(TASK PROMPT) Spot each line in the records below where the word "labels" occurs, then copy it.

[Data records]
- - -

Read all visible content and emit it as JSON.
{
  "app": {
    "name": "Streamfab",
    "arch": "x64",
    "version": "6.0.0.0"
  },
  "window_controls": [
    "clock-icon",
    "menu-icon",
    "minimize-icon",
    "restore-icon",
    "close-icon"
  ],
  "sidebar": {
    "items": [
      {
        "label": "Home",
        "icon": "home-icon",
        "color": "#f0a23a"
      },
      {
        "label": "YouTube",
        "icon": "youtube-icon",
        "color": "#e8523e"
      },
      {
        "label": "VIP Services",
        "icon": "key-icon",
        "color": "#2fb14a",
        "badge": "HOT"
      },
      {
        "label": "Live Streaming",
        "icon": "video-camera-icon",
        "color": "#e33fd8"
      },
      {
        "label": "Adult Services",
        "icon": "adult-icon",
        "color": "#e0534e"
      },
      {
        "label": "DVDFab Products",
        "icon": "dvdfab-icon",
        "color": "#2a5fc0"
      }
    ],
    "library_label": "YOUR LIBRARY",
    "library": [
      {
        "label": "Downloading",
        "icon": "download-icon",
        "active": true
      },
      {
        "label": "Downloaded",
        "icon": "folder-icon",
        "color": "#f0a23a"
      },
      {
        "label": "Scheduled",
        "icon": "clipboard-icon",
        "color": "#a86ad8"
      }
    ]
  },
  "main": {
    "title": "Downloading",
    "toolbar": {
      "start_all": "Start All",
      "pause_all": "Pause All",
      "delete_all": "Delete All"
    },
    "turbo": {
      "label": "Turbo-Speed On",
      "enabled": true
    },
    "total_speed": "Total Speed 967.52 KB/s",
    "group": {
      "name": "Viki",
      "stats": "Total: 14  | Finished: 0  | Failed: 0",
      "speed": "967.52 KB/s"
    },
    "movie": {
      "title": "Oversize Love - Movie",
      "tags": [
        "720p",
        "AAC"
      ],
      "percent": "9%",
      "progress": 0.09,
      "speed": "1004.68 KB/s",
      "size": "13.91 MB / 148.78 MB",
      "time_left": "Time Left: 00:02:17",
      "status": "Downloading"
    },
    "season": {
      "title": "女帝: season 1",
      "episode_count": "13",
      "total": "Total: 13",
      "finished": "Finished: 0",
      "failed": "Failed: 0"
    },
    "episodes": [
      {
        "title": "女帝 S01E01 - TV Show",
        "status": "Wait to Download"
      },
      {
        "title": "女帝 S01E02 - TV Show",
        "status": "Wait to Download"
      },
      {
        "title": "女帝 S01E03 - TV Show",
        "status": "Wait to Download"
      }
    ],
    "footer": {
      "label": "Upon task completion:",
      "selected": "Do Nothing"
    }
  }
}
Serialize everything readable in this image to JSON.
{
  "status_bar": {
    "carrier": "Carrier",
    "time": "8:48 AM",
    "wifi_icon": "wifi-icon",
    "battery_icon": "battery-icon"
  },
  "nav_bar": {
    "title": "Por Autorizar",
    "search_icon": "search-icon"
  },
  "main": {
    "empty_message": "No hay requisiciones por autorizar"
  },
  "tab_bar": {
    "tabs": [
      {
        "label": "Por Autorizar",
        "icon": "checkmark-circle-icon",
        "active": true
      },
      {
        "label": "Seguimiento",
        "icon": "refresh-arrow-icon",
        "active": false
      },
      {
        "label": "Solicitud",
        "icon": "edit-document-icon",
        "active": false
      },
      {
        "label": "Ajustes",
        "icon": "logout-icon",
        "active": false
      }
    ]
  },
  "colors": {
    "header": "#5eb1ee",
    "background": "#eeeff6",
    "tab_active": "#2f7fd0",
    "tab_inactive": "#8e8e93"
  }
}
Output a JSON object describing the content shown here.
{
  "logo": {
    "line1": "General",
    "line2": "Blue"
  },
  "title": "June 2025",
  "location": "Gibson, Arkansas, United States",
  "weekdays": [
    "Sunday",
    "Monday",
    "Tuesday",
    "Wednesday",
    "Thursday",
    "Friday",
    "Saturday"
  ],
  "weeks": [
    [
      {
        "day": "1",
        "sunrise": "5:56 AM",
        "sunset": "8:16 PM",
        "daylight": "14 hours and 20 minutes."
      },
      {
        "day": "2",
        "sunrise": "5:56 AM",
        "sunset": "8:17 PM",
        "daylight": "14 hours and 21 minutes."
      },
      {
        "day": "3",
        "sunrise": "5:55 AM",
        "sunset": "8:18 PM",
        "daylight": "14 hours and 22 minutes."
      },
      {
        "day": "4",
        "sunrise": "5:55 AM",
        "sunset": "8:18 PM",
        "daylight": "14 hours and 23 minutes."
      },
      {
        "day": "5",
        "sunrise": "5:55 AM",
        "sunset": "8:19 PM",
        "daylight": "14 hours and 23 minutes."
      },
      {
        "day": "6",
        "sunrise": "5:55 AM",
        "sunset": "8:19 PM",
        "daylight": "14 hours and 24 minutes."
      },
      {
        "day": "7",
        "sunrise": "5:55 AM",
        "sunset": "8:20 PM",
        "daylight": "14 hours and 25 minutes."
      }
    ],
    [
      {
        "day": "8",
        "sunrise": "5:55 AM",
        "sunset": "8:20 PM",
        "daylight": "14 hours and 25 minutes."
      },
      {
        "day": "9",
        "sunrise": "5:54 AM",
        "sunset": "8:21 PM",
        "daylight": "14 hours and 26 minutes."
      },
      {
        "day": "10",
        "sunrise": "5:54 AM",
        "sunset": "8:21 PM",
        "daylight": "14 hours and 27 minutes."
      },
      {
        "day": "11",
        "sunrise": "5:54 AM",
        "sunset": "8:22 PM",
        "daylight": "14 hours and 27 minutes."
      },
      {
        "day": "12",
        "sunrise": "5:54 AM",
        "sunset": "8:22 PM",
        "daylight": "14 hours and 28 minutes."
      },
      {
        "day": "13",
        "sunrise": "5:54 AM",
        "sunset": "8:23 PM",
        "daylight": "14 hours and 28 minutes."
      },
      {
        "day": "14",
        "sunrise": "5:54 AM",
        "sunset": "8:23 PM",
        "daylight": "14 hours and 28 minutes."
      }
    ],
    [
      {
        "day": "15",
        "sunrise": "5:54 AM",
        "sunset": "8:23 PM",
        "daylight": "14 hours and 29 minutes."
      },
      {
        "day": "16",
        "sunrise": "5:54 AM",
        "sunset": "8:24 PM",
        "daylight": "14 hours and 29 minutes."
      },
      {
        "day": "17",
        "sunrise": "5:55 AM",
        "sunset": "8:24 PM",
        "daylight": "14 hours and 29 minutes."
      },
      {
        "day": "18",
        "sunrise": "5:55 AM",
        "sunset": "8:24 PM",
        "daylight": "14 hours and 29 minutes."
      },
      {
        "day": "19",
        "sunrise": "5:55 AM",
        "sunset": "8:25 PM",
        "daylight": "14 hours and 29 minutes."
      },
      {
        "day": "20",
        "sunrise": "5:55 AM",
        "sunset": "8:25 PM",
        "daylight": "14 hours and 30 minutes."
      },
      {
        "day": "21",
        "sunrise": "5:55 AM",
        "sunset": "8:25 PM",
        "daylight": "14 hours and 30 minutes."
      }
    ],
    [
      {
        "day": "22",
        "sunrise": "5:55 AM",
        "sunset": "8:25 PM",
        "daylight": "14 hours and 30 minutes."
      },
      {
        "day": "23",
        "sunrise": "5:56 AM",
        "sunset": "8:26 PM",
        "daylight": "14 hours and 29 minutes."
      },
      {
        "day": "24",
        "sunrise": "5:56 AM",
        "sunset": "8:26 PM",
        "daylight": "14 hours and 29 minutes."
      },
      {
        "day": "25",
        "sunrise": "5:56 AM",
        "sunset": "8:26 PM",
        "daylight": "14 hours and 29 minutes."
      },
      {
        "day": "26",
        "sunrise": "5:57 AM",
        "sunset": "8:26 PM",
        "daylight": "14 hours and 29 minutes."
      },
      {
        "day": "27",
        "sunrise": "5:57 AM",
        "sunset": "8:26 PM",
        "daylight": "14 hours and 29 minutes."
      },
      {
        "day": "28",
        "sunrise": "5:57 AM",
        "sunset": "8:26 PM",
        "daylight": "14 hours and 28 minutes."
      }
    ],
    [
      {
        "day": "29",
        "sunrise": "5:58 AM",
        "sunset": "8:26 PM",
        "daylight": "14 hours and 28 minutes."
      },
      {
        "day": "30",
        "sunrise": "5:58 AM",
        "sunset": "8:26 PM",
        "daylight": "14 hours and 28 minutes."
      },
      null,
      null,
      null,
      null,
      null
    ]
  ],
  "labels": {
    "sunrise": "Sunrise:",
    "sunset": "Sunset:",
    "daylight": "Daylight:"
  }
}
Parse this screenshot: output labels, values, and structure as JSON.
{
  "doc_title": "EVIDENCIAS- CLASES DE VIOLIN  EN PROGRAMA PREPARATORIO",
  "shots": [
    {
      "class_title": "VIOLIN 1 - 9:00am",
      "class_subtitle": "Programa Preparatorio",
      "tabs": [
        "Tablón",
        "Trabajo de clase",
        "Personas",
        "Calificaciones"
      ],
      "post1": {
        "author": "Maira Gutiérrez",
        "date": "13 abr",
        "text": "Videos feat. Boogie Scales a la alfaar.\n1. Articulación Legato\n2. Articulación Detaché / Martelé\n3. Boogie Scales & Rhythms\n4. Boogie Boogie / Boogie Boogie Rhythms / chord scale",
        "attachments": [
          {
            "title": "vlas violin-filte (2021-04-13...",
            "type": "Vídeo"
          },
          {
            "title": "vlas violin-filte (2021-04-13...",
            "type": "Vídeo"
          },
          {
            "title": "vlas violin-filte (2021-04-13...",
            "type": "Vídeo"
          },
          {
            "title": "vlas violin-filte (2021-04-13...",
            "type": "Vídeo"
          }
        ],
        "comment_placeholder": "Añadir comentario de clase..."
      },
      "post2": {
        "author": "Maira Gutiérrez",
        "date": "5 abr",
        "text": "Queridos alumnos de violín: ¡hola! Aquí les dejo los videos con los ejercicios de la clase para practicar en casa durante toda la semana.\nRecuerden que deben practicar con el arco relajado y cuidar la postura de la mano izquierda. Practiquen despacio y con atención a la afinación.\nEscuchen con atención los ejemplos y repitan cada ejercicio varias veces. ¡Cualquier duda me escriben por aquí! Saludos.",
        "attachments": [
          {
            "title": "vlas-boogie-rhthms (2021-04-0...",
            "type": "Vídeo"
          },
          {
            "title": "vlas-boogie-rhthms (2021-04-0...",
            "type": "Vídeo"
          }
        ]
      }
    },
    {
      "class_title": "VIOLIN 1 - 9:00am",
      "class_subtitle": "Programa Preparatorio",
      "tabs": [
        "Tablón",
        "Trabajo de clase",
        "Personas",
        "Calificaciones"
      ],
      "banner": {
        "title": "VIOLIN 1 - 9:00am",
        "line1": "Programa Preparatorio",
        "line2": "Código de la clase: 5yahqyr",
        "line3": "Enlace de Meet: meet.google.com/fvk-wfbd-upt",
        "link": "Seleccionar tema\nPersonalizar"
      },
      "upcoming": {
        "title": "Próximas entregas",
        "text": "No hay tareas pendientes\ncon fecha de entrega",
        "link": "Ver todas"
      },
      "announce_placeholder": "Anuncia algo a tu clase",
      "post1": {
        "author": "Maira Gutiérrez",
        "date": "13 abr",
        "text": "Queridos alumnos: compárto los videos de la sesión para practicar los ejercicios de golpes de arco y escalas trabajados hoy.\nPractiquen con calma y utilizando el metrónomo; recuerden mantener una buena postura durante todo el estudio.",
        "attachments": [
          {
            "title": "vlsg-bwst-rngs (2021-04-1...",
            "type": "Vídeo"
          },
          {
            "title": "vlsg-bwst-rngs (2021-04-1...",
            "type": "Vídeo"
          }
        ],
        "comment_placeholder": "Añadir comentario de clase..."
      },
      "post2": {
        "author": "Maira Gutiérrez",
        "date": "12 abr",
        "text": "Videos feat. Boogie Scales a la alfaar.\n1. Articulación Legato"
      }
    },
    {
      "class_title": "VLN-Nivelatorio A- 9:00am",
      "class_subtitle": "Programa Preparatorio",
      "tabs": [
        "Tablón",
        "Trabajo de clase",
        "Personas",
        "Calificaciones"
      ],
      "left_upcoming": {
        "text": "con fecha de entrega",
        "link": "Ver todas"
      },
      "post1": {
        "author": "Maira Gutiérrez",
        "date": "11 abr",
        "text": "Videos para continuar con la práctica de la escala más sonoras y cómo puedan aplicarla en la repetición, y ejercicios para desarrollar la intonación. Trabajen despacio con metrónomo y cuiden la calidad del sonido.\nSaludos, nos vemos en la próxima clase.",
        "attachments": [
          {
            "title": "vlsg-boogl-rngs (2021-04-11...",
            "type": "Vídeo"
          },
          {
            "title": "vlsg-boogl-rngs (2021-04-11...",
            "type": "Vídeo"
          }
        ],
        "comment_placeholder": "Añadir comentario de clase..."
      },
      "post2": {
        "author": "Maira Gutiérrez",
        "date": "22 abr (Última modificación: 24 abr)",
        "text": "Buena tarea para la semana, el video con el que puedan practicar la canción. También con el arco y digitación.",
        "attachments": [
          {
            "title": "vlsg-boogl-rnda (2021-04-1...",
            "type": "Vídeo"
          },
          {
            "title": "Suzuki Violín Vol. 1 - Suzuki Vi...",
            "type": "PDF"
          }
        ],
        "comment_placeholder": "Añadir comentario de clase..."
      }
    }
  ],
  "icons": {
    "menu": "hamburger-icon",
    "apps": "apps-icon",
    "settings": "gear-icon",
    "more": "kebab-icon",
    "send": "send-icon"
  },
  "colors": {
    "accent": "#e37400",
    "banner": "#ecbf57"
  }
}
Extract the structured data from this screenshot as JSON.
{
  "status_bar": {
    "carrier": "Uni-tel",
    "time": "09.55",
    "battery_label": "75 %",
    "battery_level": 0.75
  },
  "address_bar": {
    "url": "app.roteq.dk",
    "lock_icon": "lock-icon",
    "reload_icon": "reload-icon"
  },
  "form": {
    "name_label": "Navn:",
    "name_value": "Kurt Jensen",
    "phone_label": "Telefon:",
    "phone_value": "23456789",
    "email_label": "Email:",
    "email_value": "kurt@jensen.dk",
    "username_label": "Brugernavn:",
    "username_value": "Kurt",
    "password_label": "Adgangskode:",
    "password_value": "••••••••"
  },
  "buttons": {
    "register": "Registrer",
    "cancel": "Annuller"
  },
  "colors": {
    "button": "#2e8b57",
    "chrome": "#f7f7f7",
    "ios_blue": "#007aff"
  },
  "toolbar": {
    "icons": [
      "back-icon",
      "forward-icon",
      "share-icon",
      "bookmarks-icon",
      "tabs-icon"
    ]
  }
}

- - -

(EXPECTED ANSWER)
  "labels": {
Parse this screenshot: output labels, values, and structure as JSON.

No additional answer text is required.